EXERCISE REQUIREMENTS: Every line below should be repeated exactly.

TASK MATERIAL:
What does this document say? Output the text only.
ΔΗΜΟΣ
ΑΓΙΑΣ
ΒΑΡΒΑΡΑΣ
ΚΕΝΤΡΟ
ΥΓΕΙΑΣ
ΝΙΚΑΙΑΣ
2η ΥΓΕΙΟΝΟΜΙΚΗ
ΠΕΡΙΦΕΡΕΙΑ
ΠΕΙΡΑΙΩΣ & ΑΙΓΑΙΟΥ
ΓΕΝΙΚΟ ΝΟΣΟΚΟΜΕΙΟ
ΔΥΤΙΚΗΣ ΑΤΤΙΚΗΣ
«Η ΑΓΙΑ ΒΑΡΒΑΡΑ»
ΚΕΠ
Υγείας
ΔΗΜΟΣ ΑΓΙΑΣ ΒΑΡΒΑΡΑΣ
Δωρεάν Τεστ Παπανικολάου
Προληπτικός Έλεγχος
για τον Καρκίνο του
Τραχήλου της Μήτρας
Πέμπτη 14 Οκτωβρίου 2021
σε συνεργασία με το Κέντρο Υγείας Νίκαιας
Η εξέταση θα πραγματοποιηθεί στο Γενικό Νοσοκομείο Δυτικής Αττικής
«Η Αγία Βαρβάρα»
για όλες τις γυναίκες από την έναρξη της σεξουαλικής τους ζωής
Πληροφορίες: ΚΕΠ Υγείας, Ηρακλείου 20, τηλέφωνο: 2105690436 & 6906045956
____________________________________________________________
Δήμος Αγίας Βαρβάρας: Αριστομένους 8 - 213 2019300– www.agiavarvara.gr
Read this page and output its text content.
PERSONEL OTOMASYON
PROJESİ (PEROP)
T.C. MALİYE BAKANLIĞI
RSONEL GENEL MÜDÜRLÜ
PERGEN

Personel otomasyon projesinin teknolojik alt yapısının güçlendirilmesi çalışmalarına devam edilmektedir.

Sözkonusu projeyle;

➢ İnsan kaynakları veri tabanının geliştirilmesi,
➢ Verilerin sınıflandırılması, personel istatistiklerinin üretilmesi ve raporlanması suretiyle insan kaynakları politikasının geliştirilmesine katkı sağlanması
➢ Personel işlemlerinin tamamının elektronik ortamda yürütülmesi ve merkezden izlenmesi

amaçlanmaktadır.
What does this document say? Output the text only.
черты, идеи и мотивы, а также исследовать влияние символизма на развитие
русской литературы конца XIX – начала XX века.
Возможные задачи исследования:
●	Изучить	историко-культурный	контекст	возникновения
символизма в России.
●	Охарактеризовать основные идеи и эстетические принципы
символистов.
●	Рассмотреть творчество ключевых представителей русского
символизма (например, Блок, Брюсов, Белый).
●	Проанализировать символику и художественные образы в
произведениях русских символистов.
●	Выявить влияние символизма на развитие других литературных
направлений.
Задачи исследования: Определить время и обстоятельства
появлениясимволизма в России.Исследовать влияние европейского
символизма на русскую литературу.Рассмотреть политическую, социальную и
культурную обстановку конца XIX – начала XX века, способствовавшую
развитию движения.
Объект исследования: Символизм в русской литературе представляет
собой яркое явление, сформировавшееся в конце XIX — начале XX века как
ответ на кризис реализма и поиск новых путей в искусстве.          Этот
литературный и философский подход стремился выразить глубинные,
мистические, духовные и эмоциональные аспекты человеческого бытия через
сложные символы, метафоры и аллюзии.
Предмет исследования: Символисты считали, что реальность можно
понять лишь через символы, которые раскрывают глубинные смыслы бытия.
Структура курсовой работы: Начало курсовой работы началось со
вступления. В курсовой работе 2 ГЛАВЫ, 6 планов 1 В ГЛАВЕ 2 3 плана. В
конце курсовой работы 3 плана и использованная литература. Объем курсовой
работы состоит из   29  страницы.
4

WRITTEN RESPONSE:
What does this document say? Output the text only.
ΔΗΜΟΣ
ΑΓΙΑΣ
ΒΑΡΒΑΡΑΣ
ΚΕΝΤΡΟ
ΥΓΕΙΑΣ
ΝΙΚΑΙΑΣ
2η ΥΓΕΙΟΝΟΜΙΚΗ
ΠΕΡΙΦΕΡΕΙΑ
ΠΕΙΡΑΙΩΣ & ΑΙΓΑΙΟΥ
ΓΕΝΙΚΟ ΝΟΣΟΚΟΜΕΙΟ
ΔΥΤΙΚΗΣ ΑΤΤΙΚΗΣ
«Η ΑΓΙΑ ΒΑΡΒΑΡΑ»
ΚΕΠ
Υγείας
ΔΗΜΟΣ ΑΓΙΑΣ ΒΑΡΒΑΡΑΣ
Δωρεάν Τεστ Παπανικολάου
Προληπτικός Έλεγχος
για τον Καρκίνο του
Τραχήλου της Μήτρας
Πέμπτη 14 Οκτωβρίου 2021
σε συνεργασία με το Κέντρο Υγείας Νίκαιας
Η εξέταση θα πραγματοποιηθεί στο Γενικό Νοσοκομείο Δυτικής Αττικής
«Η Αγία Βαρβάρα»
για όλες τις γυναίκες από την έναρξη της σεξουαλικής τους ζωής
Πληροφορίες: ΚΕΠ Υγείας, Ηρακλείου 20, τηλέφωνο: 2105690436 & 6906045956
____________________________________________________________
Δήμος Αγίας Βαρβάρας: Αριστομένους 8 - 213 2019300– www.agiavarvara.gr
Read this page and output its text content.
PERSONEL OTOMASYON
PROJESİ (PEROP)
T.C. MALİYE BAKANLIĞI
RSONEL GENEL MÜDÜRLÜ
PERGEN

Personel otomasyon projesinin teknolojik alt yapısının güçlendirilmesi çalışmalarına devam edilmektedir.

Sözkonusu projeyle;

➢ İnsan kaynakları veri tabanının geliştirilmesi,
➢ Verilerin sınıflandırılması, personel istatistiklerinin üretilmesi ve raporlanması suretiyle insan kaynakları politikasının geliştirilmesine katkı sağlanması
➢ Personel işlemlerinin tamamının elektronik ortamda yürütülmesi ve merkezden izlenmesi

amaçlanmaktadır.
What does this document say? Output the text only.
черты, идеи и мотивы, а также исследовать влияние символизма на развитие
русской литературы конца XIX – начала XX века.
Возможные задачи исследования:
●	Изучить	историко-культурный	контекст	возникновения
символизма в России.
●	Охарактеризовать основные идеи и эстетические принципы
символистов.
●	Рассмотреть творчество ключевых представителей русского
символизма (например, Блок, Брюсов, Белый).
●	Проанализировать символику и художественные образы в
произведениях русских символистов.
●	Выявить влияние символизма на развитие других литературных
направлений.
Задачи исследования: Определить время и обстоятельства
появлениясимволизма в России.Исследовать влияние европейского
символизма на русскую литературу.Рассмотреть политическую, социальную и
культурную обстановку конца XIX – начала XX века, способствовавшую
развитию движения.
Объект исследования: Символизм в русской литературе представляет
собой яркое явление, сформировавшееся в конце XIX — начале XX века как
ответ на кризис реализма и поиск новых путей в искусстве.          Этот
литературный и философский подход стремился выразить глубинные,
мистические, духовные и эмоциональные аспекты человеческого бытия через
сложные символы, метафоры и аллюзии.
Предмет исследования: Символисты считали, что реальность можно
понять лишь через символы, которые раскрывают глубинные смыслы бытия.
Структура курсовой работы: Начало курсовой работы началось со
вступления. В курсовой работе 2 ГЛАВЫ, 6 планов 1 В ГЛАВЕ 2 3 плана. В
конце курсовой работы 3 плана и использованная литература. Объем курсовой
работы состоит из   29  страницы.
4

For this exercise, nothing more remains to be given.